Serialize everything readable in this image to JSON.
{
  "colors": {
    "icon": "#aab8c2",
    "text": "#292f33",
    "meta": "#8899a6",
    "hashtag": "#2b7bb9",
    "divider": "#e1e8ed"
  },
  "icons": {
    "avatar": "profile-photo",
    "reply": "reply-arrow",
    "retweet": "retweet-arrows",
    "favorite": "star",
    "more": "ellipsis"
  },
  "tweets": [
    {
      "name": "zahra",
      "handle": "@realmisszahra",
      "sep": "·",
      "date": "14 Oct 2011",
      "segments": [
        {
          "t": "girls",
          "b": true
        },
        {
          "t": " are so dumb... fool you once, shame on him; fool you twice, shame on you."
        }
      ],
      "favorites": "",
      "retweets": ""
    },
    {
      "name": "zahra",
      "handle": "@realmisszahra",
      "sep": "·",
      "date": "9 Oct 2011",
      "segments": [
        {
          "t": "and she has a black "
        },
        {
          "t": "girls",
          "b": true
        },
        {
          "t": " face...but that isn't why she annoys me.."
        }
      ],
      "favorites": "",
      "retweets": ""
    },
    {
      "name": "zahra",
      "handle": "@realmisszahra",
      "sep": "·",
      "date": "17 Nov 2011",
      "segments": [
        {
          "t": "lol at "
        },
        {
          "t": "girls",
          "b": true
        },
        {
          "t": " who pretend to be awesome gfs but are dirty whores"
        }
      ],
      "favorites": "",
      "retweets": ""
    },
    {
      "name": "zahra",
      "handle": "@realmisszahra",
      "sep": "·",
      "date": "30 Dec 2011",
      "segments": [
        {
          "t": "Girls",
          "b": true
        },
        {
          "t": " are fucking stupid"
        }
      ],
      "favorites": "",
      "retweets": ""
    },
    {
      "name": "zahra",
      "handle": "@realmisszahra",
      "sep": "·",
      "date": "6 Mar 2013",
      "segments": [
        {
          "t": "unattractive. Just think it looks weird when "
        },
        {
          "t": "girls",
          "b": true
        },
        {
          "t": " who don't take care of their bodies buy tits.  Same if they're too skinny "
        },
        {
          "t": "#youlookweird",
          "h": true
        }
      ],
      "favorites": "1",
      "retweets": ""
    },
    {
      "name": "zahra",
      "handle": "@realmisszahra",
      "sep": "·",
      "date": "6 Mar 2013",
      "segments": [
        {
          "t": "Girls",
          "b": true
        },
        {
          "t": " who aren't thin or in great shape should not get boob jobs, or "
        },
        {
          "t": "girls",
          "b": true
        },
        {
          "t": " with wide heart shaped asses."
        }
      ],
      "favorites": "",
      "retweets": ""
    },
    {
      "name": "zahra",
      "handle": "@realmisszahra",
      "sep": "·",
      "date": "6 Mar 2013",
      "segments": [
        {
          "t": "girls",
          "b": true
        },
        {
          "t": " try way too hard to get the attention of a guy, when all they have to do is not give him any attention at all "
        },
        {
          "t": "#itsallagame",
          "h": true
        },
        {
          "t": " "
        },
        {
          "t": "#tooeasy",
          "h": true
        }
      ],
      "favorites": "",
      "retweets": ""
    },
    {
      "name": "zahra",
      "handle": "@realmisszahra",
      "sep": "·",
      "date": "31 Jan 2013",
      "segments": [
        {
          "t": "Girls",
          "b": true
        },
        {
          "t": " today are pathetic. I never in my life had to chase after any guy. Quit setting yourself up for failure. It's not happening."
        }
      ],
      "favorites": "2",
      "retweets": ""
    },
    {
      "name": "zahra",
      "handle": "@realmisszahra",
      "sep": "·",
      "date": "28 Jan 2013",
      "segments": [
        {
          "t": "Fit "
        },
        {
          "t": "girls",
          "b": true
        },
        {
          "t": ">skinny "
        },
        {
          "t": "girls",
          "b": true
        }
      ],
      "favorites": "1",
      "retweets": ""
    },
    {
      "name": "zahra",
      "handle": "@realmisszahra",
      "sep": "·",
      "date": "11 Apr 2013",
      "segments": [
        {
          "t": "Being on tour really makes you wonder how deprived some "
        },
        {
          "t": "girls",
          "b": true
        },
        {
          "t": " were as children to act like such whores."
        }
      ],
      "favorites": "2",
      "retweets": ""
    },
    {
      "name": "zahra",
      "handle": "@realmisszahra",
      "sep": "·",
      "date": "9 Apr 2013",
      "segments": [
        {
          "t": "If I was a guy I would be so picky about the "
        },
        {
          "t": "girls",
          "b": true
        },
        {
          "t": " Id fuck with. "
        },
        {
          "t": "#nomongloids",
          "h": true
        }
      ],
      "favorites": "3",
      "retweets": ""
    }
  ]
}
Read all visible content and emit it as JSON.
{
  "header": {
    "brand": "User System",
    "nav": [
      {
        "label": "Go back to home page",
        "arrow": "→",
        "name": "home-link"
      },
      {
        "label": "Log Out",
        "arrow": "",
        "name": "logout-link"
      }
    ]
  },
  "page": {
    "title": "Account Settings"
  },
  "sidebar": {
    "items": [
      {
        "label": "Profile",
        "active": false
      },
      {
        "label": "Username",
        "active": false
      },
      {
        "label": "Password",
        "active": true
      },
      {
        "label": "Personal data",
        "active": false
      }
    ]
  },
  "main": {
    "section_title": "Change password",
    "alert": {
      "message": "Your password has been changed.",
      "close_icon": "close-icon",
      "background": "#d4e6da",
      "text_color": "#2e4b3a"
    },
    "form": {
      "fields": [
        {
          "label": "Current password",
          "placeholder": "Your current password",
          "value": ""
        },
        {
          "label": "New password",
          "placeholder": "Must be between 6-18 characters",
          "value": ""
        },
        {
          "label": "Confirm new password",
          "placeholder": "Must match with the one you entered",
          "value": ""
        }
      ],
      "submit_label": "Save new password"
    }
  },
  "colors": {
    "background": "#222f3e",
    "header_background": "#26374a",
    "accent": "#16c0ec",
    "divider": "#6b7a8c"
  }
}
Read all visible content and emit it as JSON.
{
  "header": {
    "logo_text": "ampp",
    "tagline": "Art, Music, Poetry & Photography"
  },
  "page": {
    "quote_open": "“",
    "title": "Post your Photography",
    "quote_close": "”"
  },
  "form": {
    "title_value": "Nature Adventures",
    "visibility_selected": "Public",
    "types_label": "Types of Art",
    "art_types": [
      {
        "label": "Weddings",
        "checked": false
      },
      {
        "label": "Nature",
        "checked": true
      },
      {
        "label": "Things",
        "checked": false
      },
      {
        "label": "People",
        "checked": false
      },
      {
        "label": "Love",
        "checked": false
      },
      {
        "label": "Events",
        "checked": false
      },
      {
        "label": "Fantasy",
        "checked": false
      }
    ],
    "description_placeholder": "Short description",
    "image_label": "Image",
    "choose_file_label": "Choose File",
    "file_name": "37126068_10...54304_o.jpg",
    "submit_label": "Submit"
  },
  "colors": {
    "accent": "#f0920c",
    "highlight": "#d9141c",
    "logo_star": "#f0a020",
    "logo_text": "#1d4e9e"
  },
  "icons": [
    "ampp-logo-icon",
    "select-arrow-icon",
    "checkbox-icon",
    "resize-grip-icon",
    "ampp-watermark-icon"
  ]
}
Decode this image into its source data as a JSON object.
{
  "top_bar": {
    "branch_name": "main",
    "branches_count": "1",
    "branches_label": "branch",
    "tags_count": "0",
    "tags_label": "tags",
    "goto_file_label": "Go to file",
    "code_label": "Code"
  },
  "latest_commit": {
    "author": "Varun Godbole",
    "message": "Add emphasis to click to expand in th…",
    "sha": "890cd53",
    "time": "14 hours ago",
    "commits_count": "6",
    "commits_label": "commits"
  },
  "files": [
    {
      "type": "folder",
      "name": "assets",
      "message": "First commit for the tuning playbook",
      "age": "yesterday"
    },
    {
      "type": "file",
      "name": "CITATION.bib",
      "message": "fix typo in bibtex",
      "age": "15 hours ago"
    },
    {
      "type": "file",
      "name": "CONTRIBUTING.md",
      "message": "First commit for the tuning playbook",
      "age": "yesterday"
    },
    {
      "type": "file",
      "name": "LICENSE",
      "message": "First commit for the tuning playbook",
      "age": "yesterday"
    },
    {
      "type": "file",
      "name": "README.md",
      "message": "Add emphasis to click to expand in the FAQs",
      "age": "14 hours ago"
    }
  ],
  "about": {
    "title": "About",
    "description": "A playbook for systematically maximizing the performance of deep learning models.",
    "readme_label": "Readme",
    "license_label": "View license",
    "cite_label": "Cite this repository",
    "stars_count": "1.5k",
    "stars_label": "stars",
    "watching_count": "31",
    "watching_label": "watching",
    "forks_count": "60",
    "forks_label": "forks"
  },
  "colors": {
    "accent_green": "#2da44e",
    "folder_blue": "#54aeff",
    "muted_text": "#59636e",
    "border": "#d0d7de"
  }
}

Written exercise – Keep only those lines of the records that hold "emphasis", and return them.

The answer –
    "message": "Add emphasis to click to expand in th…",
      "message": "Add emphasis to click to expand in the FAQs",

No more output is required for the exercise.